*WORK REQUIRED:*
State how many lines hold the word "hodowla", with no other words.

──────── SUPPLIED RECORDS

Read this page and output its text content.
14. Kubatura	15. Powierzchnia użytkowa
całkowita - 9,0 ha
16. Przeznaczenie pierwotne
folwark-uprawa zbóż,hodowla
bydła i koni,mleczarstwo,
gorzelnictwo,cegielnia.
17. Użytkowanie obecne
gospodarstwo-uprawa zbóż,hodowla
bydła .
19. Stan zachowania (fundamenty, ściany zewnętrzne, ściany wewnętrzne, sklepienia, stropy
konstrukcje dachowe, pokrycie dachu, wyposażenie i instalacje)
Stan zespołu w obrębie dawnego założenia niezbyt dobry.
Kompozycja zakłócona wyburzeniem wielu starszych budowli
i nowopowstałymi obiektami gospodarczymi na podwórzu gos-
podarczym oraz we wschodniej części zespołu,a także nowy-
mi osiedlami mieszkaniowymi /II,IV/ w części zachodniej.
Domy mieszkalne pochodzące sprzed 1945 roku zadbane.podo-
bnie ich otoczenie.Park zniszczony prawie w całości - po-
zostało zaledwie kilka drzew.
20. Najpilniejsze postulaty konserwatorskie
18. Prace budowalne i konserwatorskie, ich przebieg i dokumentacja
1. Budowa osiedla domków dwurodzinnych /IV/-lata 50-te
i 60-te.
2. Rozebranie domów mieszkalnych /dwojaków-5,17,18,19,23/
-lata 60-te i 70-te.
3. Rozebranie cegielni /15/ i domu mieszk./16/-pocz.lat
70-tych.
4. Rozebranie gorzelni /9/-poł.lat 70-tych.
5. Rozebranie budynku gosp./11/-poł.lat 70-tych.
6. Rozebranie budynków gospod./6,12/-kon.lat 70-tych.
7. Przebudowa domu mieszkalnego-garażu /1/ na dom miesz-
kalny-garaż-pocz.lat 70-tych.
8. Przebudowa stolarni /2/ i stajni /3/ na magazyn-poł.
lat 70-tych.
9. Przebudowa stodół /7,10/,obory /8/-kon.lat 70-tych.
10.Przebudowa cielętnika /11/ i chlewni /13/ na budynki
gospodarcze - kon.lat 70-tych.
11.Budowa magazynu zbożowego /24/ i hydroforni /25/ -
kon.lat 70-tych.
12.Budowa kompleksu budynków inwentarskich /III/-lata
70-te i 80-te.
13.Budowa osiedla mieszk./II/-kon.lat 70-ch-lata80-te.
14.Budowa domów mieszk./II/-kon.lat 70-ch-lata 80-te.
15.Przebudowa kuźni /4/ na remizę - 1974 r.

────────────────
──────── SUPPLIED RECORDS

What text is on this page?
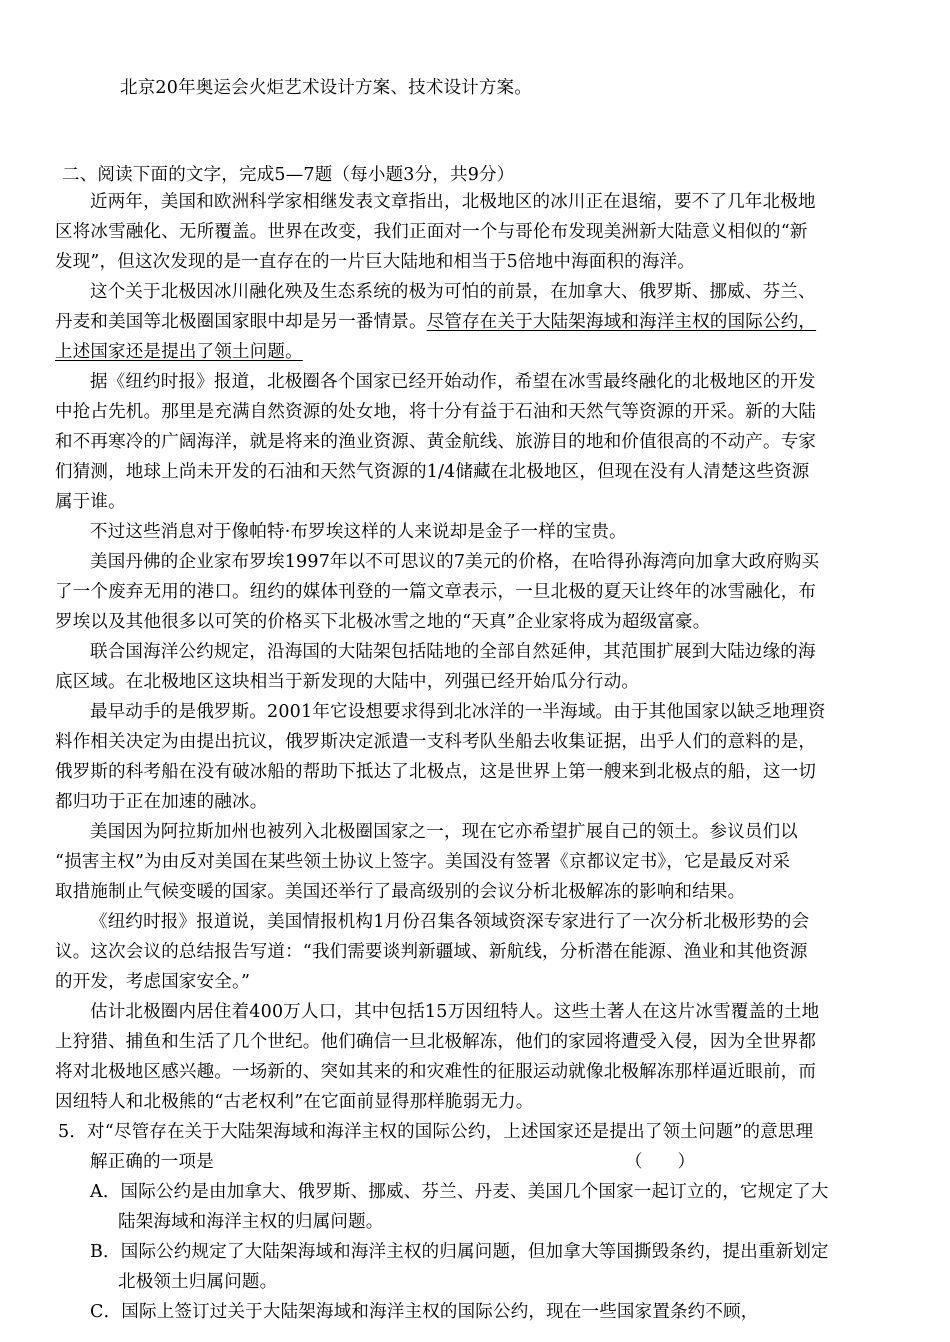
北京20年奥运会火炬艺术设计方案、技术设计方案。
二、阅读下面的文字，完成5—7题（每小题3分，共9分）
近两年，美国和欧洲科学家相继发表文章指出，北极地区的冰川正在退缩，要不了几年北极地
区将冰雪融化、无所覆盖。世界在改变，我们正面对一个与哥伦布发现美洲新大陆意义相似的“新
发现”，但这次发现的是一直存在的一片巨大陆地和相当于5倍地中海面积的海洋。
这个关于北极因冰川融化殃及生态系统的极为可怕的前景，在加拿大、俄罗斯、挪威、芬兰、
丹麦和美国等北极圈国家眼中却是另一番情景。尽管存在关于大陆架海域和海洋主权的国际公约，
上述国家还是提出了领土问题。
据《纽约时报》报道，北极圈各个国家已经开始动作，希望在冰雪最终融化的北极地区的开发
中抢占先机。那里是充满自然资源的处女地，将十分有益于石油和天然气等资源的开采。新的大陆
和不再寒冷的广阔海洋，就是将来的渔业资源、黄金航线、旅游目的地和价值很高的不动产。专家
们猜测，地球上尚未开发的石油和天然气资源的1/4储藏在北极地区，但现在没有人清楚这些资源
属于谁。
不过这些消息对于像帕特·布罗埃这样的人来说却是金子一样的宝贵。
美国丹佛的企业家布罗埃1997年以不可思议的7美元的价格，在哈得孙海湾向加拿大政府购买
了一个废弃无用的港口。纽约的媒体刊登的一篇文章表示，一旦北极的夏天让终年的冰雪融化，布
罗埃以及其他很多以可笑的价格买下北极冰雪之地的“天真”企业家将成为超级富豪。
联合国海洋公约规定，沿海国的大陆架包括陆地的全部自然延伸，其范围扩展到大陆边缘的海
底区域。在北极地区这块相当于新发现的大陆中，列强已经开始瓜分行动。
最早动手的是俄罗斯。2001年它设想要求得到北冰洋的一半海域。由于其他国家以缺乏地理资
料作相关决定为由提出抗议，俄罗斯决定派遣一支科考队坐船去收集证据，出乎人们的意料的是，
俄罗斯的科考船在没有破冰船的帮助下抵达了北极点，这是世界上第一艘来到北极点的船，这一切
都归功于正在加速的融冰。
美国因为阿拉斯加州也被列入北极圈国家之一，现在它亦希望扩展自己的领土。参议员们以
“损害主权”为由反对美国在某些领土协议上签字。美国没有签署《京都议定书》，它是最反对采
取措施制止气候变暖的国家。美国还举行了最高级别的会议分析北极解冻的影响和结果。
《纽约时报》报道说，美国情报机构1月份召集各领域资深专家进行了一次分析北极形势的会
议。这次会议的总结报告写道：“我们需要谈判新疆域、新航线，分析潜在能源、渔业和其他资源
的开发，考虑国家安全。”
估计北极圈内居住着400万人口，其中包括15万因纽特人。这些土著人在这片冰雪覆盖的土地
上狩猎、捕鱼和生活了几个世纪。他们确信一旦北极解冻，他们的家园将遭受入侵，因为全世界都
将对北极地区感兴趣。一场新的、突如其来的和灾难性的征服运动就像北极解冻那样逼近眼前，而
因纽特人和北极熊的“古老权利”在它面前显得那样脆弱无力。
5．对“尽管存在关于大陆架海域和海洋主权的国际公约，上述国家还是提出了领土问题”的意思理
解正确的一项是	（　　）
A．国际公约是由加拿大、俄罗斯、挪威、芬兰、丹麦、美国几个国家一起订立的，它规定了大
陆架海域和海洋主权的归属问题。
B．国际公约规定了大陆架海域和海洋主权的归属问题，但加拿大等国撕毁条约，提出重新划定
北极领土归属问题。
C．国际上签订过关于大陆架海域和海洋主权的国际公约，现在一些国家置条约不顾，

────────────────
──────── SUPPLIED RECORDS

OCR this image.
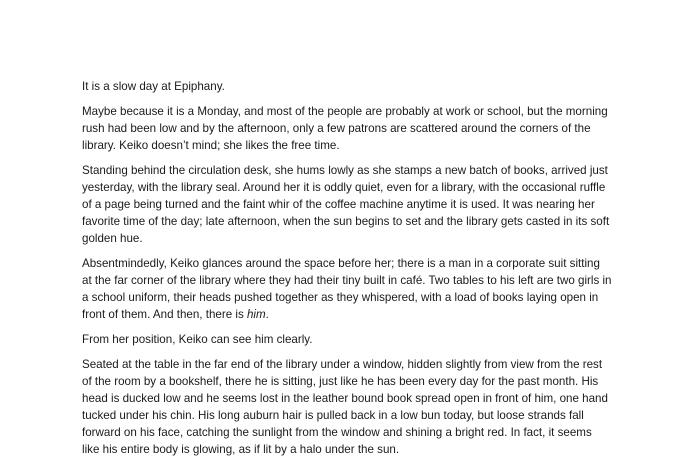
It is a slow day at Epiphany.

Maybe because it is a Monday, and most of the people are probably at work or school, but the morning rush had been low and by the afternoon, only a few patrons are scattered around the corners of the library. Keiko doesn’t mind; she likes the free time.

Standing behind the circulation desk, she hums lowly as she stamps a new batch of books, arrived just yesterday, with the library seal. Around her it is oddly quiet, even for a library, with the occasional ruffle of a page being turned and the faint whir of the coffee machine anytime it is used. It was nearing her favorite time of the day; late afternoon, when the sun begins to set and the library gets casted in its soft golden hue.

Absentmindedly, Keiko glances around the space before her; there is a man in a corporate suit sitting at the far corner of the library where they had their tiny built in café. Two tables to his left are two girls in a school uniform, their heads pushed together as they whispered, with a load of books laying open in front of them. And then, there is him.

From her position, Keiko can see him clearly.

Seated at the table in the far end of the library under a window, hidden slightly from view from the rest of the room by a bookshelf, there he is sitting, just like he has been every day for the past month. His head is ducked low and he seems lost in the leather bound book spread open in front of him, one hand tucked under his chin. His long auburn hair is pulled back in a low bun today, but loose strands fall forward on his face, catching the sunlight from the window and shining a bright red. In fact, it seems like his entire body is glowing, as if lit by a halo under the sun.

────────────────

*RESULT OF THE TASK:*
2